» PROVIDED RECORDS
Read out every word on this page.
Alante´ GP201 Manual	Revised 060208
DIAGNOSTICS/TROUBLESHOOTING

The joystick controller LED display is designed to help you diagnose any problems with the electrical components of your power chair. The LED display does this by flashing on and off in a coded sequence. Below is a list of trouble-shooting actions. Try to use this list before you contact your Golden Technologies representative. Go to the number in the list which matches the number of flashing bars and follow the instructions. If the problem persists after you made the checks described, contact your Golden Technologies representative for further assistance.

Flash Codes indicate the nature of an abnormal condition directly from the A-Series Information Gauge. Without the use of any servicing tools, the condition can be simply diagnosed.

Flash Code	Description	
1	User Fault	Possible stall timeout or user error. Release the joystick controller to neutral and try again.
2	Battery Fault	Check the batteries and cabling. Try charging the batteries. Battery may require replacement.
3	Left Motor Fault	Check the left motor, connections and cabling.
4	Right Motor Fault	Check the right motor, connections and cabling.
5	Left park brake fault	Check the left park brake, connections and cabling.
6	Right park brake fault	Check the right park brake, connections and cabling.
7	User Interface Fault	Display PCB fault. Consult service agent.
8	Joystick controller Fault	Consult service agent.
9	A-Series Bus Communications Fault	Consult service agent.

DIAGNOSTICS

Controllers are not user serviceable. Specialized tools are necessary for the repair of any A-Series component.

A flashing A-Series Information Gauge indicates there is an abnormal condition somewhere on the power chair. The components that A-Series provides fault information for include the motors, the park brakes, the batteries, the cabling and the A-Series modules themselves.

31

==

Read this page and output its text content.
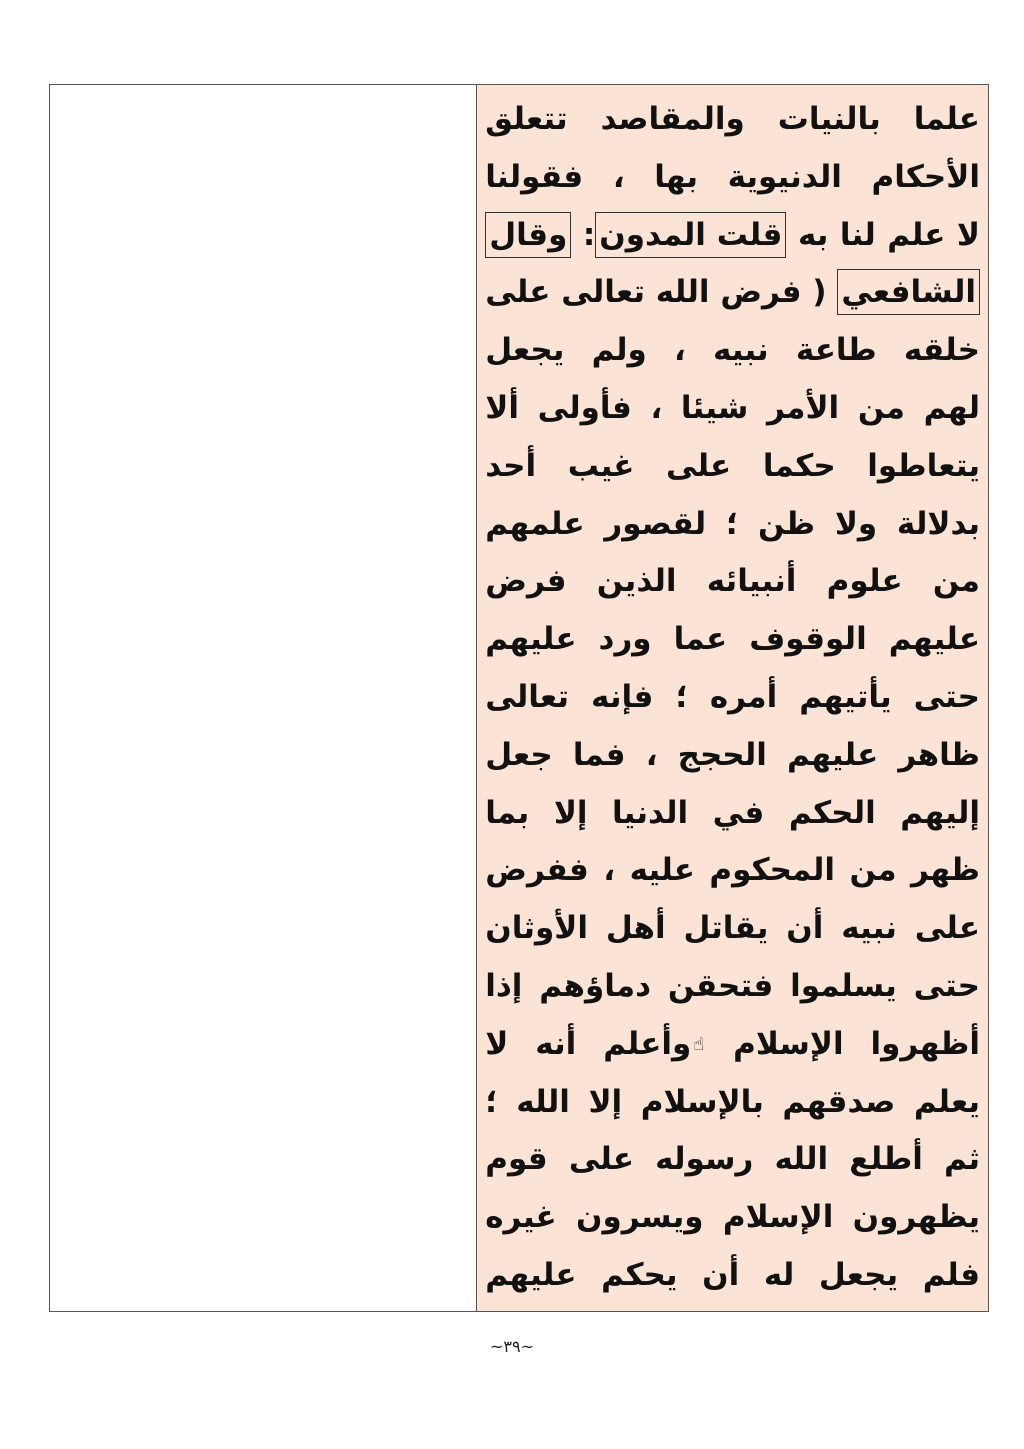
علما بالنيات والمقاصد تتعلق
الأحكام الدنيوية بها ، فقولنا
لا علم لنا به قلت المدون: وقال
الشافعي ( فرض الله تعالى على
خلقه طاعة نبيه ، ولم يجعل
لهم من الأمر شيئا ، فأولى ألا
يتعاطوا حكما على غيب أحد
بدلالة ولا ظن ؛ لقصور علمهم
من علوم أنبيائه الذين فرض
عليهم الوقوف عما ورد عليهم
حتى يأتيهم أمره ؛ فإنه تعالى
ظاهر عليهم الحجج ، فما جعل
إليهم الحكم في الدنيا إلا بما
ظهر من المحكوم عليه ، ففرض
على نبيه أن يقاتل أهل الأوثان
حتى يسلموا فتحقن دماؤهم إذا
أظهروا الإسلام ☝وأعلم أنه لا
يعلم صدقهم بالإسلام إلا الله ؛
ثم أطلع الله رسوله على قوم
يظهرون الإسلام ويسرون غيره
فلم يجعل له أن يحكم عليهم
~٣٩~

» EXERCISE
Only the number is wanted: count the lines of the records that hold the word "Gauge".

» EXERCISE RESULT
2